WHAT TO DO ▸
Count the lines containing "Medical". Give the number alone.

Dataset records

<<<<

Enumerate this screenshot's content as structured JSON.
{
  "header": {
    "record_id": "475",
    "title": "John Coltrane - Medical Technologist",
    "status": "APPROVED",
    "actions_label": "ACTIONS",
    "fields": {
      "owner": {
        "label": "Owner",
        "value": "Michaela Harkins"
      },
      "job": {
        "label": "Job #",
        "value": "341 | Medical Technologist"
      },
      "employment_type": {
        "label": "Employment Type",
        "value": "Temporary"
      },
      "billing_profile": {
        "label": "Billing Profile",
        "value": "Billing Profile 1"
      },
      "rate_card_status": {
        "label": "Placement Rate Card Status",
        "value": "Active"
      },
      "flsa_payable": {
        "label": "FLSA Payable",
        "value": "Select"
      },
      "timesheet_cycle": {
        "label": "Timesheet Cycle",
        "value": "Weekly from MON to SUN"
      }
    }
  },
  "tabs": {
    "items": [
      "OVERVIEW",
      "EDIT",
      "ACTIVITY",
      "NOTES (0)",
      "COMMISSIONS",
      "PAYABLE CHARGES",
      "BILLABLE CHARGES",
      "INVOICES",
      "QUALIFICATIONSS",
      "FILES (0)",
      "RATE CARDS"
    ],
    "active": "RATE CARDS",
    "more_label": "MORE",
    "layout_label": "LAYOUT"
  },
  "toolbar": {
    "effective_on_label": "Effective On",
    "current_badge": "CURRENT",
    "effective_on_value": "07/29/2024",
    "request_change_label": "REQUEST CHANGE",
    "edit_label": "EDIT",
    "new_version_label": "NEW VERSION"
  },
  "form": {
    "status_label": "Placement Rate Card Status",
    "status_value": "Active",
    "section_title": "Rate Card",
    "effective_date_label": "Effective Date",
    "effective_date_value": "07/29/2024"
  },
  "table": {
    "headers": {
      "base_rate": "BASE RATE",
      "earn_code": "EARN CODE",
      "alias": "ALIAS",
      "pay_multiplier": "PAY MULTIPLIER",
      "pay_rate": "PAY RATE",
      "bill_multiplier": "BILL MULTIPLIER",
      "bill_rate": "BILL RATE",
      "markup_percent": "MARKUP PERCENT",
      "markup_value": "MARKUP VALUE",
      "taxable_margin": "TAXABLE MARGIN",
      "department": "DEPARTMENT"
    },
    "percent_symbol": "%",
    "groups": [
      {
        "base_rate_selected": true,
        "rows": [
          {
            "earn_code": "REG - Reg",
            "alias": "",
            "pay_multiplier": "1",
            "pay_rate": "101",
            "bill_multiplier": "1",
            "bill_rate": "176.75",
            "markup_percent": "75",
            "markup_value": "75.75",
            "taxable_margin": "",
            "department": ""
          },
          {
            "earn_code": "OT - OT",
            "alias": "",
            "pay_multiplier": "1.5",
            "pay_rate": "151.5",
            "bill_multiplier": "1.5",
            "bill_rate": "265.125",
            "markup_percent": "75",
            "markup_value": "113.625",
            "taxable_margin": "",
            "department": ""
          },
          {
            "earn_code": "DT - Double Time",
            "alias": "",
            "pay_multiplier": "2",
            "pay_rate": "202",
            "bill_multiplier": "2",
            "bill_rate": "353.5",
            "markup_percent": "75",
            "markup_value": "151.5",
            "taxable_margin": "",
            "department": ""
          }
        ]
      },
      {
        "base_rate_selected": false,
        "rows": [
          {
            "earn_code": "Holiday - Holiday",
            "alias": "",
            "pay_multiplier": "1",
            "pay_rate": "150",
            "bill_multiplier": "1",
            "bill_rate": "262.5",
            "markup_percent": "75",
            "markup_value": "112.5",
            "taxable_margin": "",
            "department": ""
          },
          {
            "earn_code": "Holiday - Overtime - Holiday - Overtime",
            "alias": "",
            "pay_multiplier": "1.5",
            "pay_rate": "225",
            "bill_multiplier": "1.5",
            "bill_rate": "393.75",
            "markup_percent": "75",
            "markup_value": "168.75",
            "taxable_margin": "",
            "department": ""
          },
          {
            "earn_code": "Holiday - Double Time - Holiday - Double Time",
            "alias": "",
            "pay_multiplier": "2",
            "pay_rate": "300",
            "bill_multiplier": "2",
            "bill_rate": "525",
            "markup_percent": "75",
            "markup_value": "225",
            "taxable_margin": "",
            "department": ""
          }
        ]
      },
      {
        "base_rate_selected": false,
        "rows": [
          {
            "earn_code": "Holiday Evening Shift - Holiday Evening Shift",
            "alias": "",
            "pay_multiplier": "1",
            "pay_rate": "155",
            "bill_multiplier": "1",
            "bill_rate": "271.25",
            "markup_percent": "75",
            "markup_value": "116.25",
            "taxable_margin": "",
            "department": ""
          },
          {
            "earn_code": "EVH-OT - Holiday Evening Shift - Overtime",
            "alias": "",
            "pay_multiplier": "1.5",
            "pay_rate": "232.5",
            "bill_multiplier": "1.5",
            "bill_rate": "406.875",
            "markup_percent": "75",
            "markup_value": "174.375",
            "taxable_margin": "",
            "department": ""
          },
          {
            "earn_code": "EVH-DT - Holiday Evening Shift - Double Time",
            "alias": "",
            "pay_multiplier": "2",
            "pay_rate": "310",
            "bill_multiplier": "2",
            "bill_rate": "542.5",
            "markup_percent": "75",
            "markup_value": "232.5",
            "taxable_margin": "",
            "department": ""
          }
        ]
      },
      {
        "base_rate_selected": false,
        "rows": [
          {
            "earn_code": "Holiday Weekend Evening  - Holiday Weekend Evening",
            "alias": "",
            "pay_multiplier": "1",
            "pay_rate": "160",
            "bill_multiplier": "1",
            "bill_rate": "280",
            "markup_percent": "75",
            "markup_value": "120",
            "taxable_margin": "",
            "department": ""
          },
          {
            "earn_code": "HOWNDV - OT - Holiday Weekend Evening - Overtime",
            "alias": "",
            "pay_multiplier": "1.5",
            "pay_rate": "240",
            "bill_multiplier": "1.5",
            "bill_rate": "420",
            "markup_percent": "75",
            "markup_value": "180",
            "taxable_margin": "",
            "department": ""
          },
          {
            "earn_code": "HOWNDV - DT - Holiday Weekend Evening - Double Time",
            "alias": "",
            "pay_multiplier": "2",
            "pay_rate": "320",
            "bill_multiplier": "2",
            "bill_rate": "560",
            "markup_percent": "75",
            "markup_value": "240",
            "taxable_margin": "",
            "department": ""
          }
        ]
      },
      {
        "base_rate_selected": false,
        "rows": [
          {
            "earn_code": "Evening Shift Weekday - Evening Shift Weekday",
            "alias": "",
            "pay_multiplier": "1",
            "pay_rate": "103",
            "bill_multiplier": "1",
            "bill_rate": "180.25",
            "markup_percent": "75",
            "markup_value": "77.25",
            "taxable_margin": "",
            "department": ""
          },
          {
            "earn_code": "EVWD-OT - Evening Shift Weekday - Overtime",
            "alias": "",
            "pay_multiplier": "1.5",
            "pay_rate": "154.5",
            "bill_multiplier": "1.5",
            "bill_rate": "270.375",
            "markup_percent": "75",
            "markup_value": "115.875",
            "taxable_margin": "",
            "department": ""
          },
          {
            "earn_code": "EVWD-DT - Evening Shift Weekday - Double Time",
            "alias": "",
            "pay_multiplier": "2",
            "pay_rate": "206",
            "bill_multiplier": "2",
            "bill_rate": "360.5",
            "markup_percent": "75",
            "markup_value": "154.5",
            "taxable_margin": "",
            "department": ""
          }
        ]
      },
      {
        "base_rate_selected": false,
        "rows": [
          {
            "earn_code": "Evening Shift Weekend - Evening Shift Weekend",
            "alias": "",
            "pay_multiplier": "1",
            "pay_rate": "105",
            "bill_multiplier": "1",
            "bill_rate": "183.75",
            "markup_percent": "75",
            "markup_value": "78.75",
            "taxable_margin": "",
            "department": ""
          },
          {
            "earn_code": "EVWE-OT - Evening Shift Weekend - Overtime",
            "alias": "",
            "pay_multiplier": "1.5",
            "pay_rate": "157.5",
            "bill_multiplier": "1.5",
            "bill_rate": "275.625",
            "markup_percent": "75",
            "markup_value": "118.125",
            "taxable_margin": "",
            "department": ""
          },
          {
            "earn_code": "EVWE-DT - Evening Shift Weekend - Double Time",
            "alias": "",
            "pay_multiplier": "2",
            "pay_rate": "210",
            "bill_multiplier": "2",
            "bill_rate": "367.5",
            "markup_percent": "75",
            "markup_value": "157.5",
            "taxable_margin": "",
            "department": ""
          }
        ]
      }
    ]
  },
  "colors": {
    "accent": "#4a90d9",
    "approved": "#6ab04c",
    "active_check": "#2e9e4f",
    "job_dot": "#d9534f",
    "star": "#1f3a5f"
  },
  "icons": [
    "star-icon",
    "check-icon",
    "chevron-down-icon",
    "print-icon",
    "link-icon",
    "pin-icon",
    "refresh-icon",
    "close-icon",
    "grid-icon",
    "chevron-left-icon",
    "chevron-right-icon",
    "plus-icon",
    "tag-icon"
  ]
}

>>>>

RESULT OF THE TASK ▸
2